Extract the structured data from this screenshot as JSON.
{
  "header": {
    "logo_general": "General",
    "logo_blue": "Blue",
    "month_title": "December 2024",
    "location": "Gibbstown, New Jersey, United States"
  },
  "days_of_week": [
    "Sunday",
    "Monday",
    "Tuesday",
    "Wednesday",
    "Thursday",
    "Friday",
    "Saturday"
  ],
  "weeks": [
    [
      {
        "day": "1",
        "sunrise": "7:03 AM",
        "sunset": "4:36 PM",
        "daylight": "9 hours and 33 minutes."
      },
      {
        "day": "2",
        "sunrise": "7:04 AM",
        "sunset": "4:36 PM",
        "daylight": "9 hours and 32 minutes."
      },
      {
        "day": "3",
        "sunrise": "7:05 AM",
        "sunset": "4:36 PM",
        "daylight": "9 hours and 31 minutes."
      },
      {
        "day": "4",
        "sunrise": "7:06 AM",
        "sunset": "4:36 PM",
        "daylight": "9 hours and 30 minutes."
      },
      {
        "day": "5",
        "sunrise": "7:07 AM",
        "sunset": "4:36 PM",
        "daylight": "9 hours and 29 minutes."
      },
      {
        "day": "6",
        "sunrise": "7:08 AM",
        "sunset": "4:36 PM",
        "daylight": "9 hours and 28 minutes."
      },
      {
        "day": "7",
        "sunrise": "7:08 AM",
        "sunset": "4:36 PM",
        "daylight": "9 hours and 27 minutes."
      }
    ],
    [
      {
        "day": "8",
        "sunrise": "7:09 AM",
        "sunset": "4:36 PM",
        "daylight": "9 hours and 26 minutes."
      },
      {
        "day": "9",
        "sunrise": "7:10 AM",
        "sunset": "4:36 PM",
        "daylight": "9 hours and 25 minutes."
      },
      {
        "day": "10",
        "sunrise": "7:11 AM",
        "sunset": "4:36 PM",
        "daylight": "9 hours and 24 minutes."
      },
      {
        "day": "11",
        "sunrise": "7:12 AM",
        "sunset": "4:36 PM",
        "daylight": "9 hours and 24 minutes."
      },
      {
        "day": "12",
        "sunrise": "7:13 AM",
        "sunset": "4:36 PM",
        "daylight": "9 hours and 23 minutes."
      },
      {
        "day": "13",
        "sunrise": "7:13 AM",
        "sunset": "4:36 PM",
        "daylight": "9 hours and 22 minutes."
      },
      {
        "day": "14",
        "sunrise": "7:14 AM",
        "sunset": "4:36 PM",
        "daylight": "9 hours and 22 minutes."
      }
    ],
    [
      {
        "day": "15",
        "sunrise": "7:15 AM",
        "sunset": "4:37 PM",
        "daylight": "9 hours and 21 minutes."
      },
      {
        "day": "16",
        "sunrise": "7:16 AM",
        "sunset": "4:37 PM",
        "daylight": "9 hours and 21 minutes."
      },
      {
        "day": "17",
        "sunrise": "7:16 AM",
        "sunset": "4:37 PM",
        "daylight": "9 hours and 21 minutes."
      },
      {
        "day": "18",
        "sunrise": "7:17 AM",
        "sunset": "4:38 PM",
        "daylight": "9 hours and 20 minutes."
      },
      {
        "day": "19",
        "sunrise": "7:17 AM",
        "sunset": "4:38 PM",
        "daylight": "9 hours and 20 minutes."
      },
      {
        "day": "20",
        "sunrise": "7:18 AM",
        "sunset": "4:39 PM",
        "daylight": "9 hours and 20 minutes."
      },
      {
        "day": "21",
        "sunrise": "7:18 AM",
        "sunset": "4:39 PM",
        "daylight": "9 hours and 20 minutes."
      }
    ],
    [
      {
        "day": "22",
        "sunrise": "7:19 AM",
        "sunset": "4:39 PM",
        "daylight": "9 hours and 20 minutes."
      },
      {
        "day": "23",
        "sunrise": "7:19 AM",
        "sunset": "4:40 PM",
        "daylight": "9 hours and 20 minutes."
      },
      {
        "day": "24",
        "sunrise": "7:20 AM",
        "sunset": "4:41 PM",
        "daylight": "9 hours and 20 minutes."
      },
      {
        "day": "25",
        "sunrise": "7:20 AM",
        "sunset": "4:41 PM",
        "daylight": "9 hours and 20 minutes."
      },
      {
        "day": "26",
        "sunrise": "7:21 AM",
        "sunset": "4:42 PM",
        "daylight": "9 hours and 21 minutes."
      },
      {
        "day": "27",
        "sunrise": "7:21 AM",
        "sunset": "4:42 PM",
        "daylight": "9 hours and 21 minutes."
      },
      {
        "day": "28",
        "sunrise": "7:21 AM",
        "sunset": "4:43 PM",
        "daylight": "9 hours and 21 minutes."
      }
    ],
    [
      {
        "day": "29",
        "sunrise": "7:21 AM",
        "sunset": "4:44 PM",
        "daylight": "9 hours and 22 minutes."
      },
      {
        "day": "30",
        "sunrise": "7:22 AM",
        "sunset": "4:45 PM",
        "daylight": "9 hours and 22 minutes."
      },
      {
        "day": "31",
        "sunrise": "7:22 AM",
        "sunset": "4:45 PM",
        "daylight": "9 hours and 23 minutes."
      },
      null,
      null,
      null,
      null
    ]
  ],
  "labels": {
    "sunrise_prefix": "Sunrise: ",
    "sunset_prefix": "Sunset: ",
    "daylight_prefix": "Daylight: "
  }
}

-=-=-

• _YOUR TASK_: Each entry above needs to be retyped exactly.

• _EXERCISE OUTPUT_:
Extract the structured data from this screenshot as JSON.
{
  "header": {
    "logo_general": "General",
    "logo_blue": "Blue",
    "month_title": "December 2024",
    "location": "Gibbstown, New Jersey, United States"
  },
  "days_of_week": [
    "Sunday",
    "Monday",
    "Tuesday",
    "Wednesday",
    "Thursday",
    "Friday",
    "Saturday"
  ],
  "weeks": [
    [
      {
        "day": "1",
        "sunrise": "7:03 AM",
        "sunset": "4:36 PM",
        "daylight": "9 hours and 33 minutes."
      },
      {
        "day": "2",
        "sunrise": "7:04 AM",
        "sunset": "4:36 PM",
        "daylight": "9 hours and 32 minutes."
      },
      {
        "day": "3",
        "sunrise": "7:05 AM",
        "sunset": "4:36 PM",
        "daylight": "9 hours and 31 minutes."
      },
      {
        "day": "4",
        "sunrise": "7:06 AM",
        "sunset": "4:36 PM",
        "daylight": "9 hours and 30 minutes."
      },
      {
        "day": "5",
        "sunrise": "7:07 AM",
        "sunset": "4:36 PM",
        "daylight": "9 hours and 29 minutes."
      },
      {
        "day": "6",
        "sunrise": "7:08 AM",
        "sunset": "4:36 PM",
        "daylight": "9 hours and 28 minutes."
      },
      {
        "day": "7",
        "sunrise": "7:08 AM",
        "sunset": "4:36 PM",
        "daylight": "9 hours and 27 minutes."
      }
    ],
    [
      {
        "day": "8",
        "sunrise": "7:09 AM",
        "sunset": "4:36 PM",
        "daylight": "9 hours and 26 minutes."
      },
      {
        "day": "9",
        "sunrise": "7:10 AM",
        "sunset": "4:36 PM",
        "daylight": "9 hours and 25 minutes."
      },
      {
        "day": "10",
        "sunrise": "7:11 AM",
        "sunset": "4:36 PM",
        "daylight": "9 hours and 24 minutes."
      },
      {
        "day": "11",
        "sunrise": "7:12 AM",
        "sunset": "4:36 PM",
        "daylight": "9 hours and 24 minutes."
      },
      {
        "day": "12",
        "sunrise": "7:13 AM",
        "sunset": "4:36 PM",
        "daylight": "9 hours and 23 minutes."
      },
      {
        "day": "13",
        "sunrise": "7:13 AM",
        "sunset": "4:36 PM",
        "daylight": "9 hours and 22 minutes."
      },
      {
        "day": "14",
        "sunrise": "7:14 AM",
        "sunset": "4:36 PM",
        "daylight": "9 hours and 22 minutes."
      }
    ],
    [
      {
        "day": "15",
        "sunrise": "7:15 AM",
        "sunset": "4:37 PM",
        "daylight": "9 hours and 21 minutes."
      },
      {
        "day": "16",
        "sunrise": "7:16 AM",
        "sunset": "4:37 PM",
        "daylight": "9 hours and 21 minutes."
      },
      {
        "day": "17",
        "sunrise": "7:16 AM",
        "sunset": "4:37 PM",
        "daylight": "9 hours and 21 minutes."
      },
      {
        "day": "18",
        "sunrise": "7:17 AM",
        "sunset": "4:38 PM",
        "daylight": "9 hours and 20 minutes."
      },
      {
        "day": "19",
        "sunrise": "7:17 AM",
        "sunset": "4:38 PM",
        "daylight": "9 hours and 20 minutes."
      },
      {
        "day": "20",
        "sunrise": "7:18 AM",
        "sunset": "4:39 PM",
        "daylight": "9 hours and 20 minutes."
      },
      {
        "day": "21",
        "sunrise": "7:18 AM",
        "sunset": "4:39 PM",
        "daylight": "9 hours and 20 minutes."
      }
    ],
    [
      {
        "day": "22",
        "sunrise": "7:19 AM",
        "sunset": "4:39 PM",
        "daylight": "9 hours and 20 minutes."
      },
      {
        "day": "23",
        "sunrise": "7:19 AM",
        "sunset": "4:40 PM",
        "daylight": "9 hours and 20 minutes."
      },
      {
        "day": "24",
        "sunrise": "7:20 AM",
        "sunset": "4:41 PM",
        "daylight": "9 hours and 20 minutes."
      },
      {
        "day": "25",
        "sunrise": "7:20 AM",
        "sunset": "4:41 PM",
        "daylight": "9 hours and 20 minutes."
      },
      {
        "day": "26",
        "sunrise": "7:21 AM",
        "sunset": "4:42 PM",
        "daylight": "9 hours and 21 minutes."
      },
      {
        "day": "27",
        "sunrise": "7:21 AM",
        "sunset": "4:42 PM",
        "daylight": "9 hours and 21 minutes."
      },
      {
        "day": "28",
        "sunrise": "7:21 AM",
        "sunset": "4:43 PM",
        "daylight": "9 hours and 21 minutes."
      }
    ],
    [
      {
        "day": "29",
        "sunrise": "7:21 AM",
        "sunset": "4:44 PM",
        "daylight": "9 hours and 22 minutes."
      },
      {
        "day": "30",
        "sunrise": "7:22 AM",
        "sunset": "4:45 PM",
        "daylight": "9 hours and 22 minutes."
      },
      {
        "day": "31",
        "sunrise": "7:22 AM",
        "sunset": "4:45 PM",
        "daylight": "9 hours and 23 minutes."
      },
      null,
      null,
      null,
      null
    ]
  ],
  "labels": {
    "sunrise_prefix": "Sunrise: ",
    "sunset_prefix": "Sunset: ",
    "daylight_prefix": "Daylight: "
  }
}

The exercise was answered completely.